EXERCISE REQUIREMENTS – For every line in the data below that contains "JSON", copy the line.

---------- DATA FOR PROCESSING

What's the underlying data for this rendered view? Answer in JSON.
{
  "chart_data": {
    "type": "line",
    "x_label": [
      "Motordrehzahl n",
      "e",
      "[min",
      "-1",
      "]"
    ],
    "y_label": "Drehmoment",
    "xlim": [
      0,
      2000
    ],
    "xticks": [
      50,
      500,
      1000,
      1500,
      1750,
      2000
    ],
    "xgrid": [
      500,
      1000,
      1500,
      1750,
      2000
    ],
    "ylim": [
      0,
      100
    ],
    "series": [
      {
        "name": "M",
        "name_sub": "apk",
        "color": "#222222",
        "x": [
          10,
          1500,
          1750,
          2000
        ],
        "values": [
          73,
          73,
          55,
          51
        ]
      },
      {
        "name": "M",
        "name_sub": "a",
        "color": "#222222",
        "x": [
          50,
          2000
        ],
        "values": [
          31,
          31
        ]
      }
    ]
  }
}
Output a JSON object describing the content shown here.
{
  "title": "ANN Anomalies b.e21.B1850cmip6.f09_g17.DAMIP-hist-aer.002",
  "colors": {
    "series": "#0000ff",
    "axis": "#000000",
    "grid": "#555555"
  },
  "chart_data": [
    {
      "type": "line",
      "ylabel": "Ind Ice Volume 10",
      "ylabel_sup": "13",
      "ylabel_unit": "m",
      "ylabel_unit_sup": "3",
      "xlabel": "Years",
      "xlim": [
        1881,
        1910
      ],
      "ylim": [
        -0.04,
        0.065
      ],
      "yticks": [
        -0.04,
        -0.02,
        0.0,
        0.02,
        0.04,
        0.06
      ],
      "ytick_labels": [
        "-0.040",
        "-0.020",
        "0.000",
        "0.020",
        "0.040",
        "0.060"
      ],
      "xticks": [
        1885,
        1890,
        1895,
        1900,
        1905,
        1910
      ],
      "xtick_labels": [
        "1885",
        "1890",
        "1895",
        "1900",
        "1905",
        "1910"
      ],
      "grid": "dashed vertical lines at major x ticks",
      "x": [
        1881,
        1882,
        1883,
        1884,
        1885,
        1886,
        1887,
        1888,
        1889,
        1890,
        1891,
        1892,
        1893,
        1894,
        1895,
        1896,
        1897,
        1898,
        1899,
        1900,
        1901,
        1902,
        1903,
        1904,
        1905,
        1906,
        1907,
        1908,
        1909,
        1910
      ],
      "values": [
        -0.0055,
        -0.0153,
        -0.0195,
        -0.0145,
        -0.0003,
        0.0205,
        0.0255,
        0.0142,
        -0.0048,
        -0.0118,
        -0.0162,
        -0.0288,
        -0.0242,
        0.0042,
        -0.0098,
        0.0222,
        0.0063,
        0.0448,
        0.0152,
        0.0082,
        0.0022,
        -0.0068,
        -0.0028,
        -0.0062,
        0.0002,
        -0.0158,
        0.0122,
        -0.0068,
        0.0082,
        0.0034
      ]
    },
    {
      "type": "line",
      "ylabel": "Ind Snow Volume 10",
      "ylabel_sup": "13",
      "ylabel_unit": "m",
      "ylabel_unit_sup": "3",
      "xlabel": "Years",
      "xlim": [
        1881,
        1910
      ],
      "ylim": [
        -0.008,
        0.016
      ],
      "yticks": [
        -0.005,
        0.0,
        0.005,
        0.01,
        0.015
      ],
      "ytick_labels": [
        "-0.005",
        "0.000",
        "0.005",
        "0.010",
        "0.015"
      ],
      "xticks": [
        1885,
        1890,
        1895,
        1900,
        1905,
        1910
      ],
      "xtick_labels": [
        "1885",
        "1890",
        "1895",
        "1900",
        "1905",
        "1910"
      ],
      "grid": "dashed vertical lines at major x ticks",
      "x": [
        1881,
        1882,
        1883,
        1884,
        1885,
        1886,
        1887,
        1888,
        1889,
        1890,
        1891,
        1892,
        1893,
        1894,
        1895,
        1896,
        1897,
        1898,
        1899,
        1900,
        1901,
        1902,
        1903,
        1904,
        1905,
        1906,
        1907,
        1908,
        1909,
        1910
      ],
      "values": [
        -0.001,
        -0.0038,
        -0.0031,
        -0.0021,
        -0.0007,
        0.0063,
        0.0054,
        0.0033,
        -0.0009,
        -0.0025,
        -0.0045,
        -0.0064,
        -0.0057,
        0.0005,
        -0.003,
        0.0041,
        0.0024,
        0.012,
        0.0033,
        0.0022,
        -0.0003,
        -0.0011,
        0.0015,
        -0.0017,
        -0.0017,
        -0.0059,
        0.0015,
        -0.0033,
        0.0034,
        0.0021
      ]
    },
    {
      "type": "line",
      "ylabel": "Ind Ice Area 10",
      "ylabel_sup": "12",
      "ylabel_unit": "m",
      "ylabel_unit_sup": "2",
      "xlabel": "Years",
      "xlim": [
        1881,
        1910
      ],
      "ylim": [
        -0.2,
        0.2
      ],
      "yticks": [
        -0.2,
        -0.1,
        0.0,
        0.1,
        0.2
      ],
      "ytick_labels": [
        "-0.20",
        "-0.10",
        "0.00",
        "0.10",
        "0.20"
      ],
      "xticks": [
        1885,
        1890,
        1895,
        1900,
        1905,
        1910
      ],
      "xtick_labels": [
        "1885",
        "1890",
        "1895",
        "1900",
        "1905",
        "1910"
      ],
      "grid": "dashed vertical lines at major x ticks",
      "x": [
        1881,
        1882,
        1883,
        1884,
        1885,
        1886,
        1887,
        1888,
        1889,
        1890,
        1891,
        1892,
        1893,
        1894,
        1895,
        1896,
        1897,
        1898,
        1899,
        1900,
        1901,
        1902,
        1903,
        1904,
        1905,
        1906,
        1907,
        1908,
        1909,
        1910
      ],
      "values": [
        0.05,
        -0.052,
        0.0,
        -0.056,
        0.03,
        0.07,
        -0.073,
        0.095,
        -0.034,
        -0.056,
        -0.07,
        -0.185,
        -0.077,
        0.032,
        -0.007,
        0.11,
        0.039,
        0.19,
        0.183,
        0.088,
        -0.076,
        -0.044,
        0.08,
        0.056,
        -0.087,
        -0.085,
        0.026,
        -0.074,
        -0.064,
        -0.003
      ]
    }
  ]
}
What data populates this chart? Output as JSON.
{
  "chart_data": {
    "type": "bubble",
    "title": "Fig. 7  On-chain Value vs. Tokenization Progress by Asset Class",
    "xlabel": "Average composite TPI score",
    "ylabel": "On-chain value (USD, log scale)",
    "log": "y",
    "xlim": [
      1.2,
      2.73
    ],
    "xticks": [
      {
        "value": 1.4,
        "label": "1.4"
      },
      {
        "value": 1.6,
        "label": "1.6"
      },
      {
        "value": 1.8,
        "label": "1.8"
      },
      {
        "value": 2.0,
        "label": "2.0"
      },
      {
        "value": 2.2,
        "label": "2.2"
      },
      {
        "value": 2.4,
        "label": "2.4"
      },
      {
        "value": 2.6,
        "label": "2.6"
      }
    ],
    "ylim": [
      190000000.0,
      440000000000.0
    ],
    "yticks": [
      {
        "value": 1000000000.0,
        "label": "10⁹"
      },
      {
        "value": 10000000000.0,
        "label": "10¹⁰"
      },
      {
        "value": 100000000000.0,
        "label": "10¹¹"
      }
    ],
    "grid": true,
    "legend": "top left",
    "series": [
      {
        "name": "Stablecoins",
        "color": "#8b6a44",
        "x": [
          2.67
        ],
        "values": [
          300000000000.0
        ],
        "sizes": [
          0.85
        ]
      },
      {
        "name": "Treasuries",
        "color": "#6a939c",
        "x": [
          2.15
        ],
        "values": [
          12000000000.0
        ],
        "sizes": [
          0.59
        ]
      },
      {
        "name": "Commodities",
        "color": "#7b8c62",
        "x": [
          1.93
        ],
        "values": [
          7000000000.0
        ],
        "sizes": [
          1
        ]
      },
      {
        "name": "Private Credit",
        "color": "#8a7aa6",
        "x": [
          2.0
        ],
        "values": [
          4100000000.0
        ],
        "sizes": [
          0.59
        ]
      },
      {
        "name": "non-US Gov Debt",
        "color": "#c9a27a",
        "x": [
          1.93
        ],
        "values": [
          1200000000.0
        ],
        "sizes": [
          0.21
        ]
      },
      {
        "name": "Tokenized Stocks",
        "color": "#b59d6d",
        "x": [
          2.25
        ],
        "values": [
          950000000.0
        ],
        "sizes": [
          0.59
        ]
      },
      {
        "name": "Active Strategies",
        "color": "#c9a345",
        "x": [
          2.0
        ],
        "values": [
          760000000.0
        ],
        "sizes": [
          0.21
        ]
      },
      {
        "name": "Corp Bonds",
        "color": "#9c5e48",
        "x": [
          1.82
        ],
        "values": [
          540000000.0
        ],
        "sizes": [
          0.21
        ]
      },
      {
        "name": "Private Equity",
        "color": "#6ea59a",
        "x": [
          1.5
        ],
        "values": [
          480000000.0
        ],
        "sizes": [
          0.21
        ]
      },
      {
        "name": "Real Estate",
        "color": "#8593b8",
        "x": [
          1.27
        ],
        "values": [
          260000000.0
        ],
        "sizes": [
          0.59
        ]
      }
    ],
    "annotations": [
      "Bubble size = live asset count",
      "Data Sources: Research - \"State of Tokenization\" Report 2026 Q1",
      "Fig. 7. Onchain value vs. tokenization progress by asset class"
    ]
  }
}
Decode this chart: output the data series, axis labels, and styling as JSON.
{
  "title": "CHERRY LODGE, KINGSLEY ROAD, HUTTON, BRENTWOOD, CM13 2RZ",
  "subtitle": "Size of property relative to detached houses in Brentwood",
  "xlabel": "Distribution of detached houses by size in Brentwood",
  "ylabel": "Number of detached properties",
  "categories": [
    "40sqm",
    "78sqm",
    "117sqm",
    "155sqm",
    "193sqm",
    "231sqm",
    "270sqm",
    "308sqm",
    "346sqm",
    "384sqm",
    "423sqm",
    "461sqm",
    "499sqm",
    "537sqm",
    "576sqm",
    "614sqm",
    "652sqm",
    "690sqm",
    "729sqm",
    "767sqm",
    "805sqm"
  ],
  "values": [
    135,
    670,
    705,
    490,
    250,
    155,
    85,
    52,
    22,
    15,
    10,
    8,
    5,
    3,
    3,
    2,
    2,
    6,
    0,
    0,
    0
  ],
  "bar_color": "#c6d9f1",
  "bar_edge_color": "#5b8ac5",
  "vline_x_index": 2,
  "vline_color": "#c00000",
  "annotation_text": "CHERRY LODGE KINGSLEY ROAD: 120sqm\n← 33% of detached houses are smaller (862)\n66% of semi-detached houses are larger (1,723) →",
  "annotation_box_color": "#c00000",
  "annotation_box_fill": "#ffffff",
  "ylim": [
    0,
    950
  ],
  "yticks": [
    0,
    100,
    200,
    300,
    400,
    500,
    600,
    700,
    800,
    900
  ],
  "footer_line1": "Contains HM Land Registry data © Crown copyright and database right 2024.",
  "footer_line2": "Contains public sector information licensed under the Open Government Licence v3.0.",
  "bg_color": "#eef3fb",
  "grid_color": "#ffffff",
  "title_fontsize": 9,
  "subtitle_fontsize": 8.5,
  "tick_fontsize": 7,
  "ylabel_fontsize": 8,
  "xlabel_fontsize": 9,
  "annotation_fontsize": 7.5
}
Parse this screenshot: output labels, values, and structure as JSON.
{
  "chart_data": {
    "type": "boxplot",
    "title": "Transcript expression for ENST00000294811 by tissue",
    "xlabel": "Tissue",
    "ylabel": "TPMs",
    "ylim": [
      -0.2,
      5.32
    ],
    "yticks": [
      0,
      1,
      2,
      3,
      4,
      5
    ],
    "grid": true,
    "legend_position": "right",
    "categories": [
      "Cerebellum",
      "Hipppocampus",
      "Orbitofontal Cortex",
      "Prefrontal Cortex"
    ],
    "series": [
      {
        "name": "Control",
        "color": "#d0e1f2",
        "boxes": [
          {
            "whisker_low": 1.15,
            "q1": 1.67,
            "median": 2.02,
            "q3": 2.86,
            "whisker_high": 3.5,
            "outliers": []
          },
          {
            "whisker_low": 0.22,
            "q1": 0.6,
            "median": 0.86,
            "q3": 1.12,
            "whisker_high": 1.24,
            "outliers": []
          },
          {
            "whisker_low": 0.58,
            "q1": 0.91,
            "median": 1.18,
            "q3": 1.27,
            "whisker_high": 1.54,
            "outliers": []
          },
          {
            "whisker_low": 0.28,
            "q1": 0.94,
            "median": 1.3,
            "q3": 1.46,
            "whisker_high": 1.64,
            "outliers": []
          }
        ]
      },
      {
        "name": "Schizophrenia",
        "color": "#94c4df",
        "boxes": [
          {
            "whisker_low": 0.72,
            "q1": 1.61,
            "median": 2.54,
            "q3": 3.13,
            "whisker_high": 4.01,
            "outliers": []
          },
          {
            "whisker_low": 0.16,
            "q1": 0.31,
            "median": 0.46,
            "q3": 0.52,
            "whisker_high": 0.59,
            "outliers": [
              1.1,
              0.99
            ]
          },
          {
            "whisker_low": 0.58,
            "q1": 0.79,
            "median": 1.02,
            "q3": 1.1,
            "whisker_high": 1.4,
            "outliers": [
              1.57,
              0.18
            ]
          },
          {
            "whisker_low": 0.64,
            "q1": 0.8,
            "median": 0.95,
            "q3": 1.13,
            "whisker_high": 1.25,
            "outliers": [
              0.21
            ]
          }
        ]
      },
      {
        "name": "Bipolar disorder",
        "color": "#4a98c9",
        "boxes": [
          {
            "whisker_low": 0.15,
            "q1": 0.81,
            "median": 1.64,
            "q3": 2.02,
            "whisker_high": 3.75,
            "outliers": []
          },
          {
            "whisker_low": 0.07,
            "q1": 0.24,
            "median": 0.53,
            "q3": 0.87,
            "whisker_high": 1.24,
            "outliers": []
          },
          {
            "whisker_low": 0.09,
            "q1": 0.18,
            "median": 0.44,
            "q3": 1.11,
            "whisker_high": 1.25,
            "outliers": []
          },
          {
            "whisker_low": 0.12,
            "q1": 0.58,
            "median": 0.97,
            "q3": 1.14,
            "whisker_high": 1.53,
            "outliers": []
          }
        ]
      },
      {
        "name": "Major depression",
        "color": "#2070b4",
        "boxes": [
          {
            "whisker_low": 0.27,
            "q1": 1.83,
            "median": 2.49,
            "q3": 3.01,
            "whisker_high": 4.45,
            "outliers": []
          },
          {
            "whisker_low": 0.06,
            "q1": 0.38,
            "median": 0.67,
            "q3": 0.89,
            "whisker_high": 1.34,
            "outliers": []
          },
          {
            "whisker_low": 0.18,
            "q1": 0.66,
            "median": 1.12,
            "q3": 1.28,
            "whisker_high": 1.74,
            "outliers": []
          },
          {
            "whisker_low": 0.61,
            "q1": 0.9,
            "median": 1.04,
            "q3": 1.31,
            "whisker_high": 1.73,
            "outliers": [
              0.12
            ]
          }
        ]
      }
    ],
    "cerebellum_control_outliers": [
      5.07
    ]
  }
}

--------------------

ANSWER TO THE TASK –
What's the underlying data for this rendered view? Answer in JSON.
Output a JSON object describing the content shown here.
What data populates this chart? Output as JSON.
Decode this chart: output the data series, axis labels, and styling as JSON.
Parse this screenshot: output labels, values, and structure as JSON.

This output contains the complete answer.